■ **Task goal**:
In full and without deviation, write out the entries that follow.

___ Information given

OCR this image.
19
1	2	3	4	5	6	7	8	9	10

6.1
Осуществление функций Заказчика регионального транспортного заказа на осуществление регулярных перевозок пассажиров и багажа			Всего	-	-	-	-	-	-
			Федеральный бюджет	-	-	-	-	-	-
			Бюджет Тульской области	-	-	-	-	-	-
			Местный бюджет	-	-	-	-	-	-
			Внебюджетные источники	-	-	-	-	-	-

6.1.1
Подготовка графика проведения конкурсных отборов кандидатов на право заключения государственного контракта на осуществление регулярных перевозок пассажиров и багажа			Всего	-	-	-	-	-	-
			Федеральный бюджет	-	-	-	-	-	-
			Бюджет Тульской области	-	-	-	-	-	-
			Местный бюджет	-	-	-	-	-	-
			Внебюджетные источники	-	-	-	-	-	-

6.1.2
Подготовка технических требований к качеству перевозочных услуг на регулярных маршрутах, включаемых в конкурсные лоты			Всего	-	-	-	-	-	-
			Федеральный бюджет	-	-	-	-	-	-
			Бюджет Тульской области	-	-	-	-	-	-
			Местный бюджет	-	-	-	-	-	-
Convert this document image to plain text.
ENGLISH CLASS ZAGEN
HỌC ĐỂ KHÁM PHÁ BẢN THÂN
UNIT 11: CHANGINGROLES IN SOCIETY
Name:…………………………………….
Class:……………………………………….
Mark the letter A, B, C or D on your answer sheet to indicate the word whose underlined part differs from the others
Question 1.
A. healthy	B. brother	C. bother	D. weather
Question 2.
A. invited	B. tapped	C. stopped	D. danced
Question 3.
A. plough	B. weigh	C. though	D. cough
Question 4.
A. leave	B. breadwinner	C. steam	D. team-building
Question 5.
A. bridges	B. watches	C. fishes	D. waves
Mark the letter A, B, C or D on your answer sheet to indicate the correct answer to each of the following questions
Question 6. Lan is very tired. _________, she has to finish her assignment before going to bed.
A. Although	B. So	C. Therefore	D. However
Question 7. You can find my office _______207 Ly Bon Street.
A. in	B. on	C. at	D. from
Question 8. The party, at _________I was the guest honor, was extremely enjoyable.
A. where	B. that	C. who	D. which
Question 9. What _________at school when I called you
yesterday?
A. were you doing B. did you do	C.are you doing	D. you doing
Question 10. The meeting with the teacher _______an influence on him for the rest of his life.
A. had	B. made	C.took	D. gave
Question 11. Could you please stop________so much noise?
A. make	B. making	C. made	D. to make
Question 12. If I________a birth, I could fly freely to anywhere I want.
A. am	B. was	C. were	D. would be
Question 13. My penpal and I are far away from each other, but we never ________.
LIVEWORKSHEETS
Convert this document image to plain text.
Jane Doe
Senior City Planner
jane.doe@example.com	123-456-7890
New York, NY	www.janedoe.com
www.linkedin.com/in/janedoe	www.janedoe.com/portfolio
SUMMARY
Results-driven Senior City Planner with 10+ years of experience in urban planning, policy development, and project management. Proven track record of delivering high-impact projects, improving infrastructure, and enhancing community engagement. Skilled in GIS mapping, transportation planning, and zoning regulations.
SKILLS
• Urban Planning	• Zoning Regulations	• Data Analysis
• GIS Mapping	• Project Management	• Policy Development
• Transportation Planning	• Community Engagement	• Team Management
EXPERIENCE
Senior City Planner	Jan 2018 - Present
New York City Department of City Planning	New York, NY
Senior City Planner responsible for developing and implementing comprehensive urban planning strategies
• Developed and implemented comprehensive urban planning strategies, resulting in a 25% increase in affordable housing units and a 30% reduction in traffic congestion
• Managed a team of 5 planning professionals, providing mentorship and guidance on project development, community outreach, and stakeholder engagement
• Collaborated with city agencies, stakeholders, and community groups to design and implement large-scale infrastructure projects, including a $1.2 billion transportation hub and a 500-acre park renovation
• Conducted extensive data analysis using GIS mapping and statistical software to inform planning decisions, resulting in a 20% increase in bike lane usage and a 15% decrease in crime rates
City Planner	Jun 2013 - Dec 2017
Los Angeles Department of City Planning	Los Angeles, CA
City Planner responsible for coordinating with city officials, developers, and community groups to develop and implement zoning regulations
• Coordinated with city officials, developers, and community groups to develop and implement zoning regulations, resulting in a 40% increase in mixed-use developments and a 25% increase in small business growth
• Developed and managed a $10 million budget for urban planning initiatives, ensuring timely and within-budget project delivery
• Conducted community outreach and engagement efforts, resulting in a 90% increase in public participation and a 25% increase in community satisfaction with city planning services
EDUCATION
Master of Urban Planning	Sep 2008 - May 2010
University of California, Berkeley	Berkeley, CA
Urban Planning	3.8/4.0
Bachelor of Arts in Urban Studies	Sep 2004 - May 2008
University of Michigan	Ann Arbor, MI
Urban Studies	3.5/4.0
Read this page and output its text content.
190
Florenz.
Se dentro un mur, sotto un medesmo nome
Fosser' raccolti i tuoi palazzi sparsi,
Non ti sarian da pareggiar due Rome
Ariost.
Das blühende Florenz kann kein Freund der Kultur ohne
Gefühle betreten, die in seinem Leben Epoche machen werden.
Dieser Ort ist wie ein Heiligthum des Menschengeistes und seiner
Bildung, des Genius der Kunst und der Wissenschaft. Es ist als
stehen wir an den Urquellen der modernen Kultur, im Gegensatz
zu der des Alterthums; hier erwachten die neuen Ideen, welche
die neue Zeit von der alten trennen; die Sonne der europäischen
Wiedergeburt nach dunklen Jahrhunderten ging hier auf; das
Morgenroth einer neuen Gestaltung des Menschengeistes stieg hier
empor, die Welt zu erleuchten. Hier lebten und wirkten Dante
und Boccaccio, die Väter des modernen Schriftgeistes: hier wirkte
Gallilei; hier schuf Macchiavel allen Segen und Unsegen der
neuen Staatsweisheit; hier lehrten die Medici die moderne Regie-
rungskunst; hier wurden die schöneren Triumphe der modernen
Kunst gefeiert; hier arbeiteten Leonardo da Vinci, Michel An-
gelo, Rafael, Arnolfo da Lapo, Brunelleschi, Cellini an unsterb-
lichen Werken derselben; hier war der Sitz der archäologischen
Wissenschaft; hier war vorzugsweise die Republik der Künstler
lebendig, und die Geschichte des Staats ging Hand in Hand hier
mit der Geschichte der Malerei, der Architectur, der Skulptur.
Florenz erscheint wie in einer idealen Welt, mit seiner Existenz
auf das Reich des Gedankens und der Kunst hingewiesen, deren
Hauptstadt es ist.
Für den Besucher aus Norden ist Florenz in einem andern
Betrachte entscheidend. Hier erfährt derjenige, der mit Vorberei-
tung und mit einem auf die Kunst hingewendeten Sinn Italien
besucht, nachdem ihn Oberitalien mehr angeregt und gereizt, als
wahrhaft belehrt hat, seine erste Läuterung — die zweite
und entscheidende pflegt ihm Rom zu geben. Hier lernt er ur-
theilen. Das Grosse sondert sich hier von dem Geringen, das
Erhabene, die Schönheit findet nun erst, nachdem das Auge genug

______

■ **Response for this exercise**:
OCR this image.
19
1	2	3	4	5	6	7	8	9	10

6.1
Осуществление функций Заказчика регионального транспортного заказа на осуществление регулярных перевозок пассажиров и багажа			Всего	-	-	-	-	-	-
			Федеральный бюджет	-	-	-	-	-	-
			Бюджет Тульской области	-	-	-	-	-	-
			Местный бюджет	-	-	-	-	-	-
			Внебюджетные источники	-	-	-	-	-	-

6.1.1
Подготовка графика проведения конкурсных отборов кандидатов на право заключения государственного контракта на осуществление регулярных перевозок пассажиров и багажа			Всего	-	-	-	-	-	-
			Федеральный бюджет	-	-	-	-	-	-
			Бюджет Тульской области	-	-	-	-	-	-
			Местный бюджет	-	-	-	-	-	-
			Внебюджетные источники	-	-	-	-	-	-

6.1.2
Подготовка технических требований к качеству перевозочных услуг на регулярных маршрутах, включаемых в конкурсные лоты			Всего	-	-	-	-	-	-
			Федеральный бюджет	-	-	-	-	-	-
			Бюджет Тульской области	-	-	-	-	-	-
			Местный бюджет	-	-	-	-	-	-
Convert this document image to plain text.
ENGLISH CLASS ZAGEN
HỌC ĐỂ KHÁM PHÁ BẢN THÂN
UNIT 11: CHANGINGROLES IN SOCIETY
Name:…………………………………….
Class:……………………………………….
Mark the letter A, B, C or D on your answer sheet to indicate the word whose underlined part differs from the others
Question 1.
A. healthy	B. brother	C. bother	D. weather
Question 2.
A. invited	B. tapped	C. stopped	D. danced
Question 3.
A. plough	B. weigh	C. though	D. cough
Question 4.
A. leave	B. breadwinner	C. steam	D. team-building
Question 5.
A. bridges	B. watches	C. fishes	D. waves
Mark the letter A, B, C or D on your answer sheet to indicate the correct answer to each of the following questions
Question 6. Lan is very tired. _________, she has to finish her assignment before going to bed.
A. Although	B. So	C. Therefore	D. However
Question 7. You can find my office _______207 Ly Bon Street.
A. in	B. on	C. at	D. from
Question 8. The party, at _________I was the guest honor, was extremely enjoyable.
A. where	B. that	C. who	D. which
Question 9. What _________at school when I called you
yesterday?
A. were you doing B. did you do	C.are you doing	D. you doing
Question 10. The meeting with the teacher _______an influence on him for the rest of his life.
A. had	B. made	C.took	D. gave
Question 11. Could you please stop________so much noise?
A. make	B. making	C. made	D. to make
Question 12. If I________a birth, I could fly freely to anywhere I want.
A. am	B. was	C. were	D. would be
Question 13. My penpal and I are far away from each other, but we never ________.
LIVEWORKSHEETS
Convert this document image to plain text.
Jane Doe
Senior City Planner
jane.doe@example.com	123-456-7890
New York, NY	www.janedoe.com
www.linkedin.com/in/janedoe	www.janedoe.com/portfolio
SUMMARY
Results-driven Senior City Planner with 10+ years of experience in urban planning, policy development, and project management. Proven track record of delivering high-impact projects, improving infrastructure, and enhancing community engagement. Skilled in GIS mapping, transportation planning, and zoning regulations.
SKILLS
• Urban Planning	• Zoning Regulations	• Data Analysis
• GIS Mapping	• Project Management	• Policy Development
• Transportation Planning	• Community Engagement	• Team Management
EXPERIENCE
Senior City Planner	Jan 2018 - Present
New York City Department of City Planning	New York, NY
Senior City Planner responsible for developing and implementing comprehensive urban planning strategies
• Developed and implemented comprehensive urban planning strategies, resulting in a 25% increase in affordable housing units and a 30% reduction in traffic congestion
• Managed a team of 5 planning professionals, providing mentorship and guidance on project development, community outreach, and stakeholder engagement
• Collaborated with city agencies, stakeholders, and community groups to design and implement large-scale infrastructure projects, including a $1.2 billion transportation hub and a 500-acre park renovation
• Conducted extensive data analysis using GIS mapping and statistical software to inform planning decisions, resulting in a 20% increase in bike lane usage and a 15% decrease in crime rates
City Planner	Jun 2013 - Dec 2017
Los Angeles Department of City Planning	Los Angeles, CA
City Planner responsible for coordinating with city officials, developers, and community groups to develop and implement zoning regulations
• Coordinated with city officials, developers, and community groups to develop and implement zoning regulations, resulting in a 40% increase in mixed-use developments and a 25% increase in small business growth
• Developed and managed a $10 million budget for urban planning initiatives, ensuring timely and within-budget project delivery
• Conducted community outreach and engagement efforts, resulting in a 90% increase in public participation and a 25% increase in community satisfaction with city planning services
EDUCATION
Master of Urban Planning	Sep 2008 - May 2010
University of California, Berkeley	Berkeley, CA
Urban Planning	3.8/4.0
Bachelor of Arts in Urban Studies	Sep 2004 - May 2008
University of Michigan	Ann Arbor, MI
Urban Studies	3.5/4.0
Read this page and output its text content.
190
Florenz.
Se dentro un mur, sotto un medesmo nome
Fosser' raccolti i tuoi palazzi sparsi,
Non ti sarian da pareggiar due Rome
Ariost.
Das blühende Florenz kann kein Freund der Kultur ohne
Gefühle betreten, die in seinem Leben Epoche machen werden.
Dieser Ort ist wie ein Heiligthum des Menschengeistes und seiner
Bildung, des Genius der Kunst und der Wissenschaft. Es ist als
stehen wir an den Urquellen der modernen Kultur, im Gegensatz
zu der des Alterthums; hier erwachten die neuen Ideen, welche
die neue Zeit von der alten trennen; die Sonne der europäischen
Wiedergeburt nach dunklen Jahrhunderten ging hier auf; das
Morgenroth einer neuen Gestaltung des Menschengeistes stieg hier
empor, die Welt zu erleuchten. Hier lebten und wirkten Dante
und Boccaccio, die Väter des modernen Schriftgeistes: hier wirkte
Gallilei; hier schuf Macchiavel allen Segen und Unsegen der
neuen Staatsweisheit; hier lehrten die Medici die moderne Regie-
rungskunst; hier wurden die schöneren Triumphe der modernen
Kunst gefeiert; hier arbeiteten Leonardo da Vinci, Michel An-
gelo, Rafael, Arnolfo da Lapo, Brunelleschi, Cellini an unsterb-
lichen Werken derselben; hier war der Sitz der archäologischen
Wissenschaft; hier war vorzugsweise die Republik der Künstler
lebendig, und die Geschichte des Staats ging Hand in Hand hier
mit der Geschichte der Malerei, der Architectur, der Skulptur.
Florenz erscheint wie in einer idealen Welt, mit seiner Existenz
auf das Reich des Gedankens und der Kunst hingewiesen, deren
Hauptstadt es ist.
Für den Besucher aus Norden ist Florenz in einem andern
Betrachte entscheidend. Hier erfährt derjenige, der mit Vorberei-
tung und mit einem auf die Kunst hingewendeten Sinn Italien
besucht, nachdem ihn Oberitalien mehr angeregt und gereizt, als
wahrhaft belehrt hat, seine erste Läuterung — die zweite
und entscheidende pflegt ihm Rom zu geben. Hier lernt er ur-
theilen. Das Grosse sondert sich hier von dem Geringen, das
Erhabene, die Schönheit findet nun erst, nachdem das Auge genug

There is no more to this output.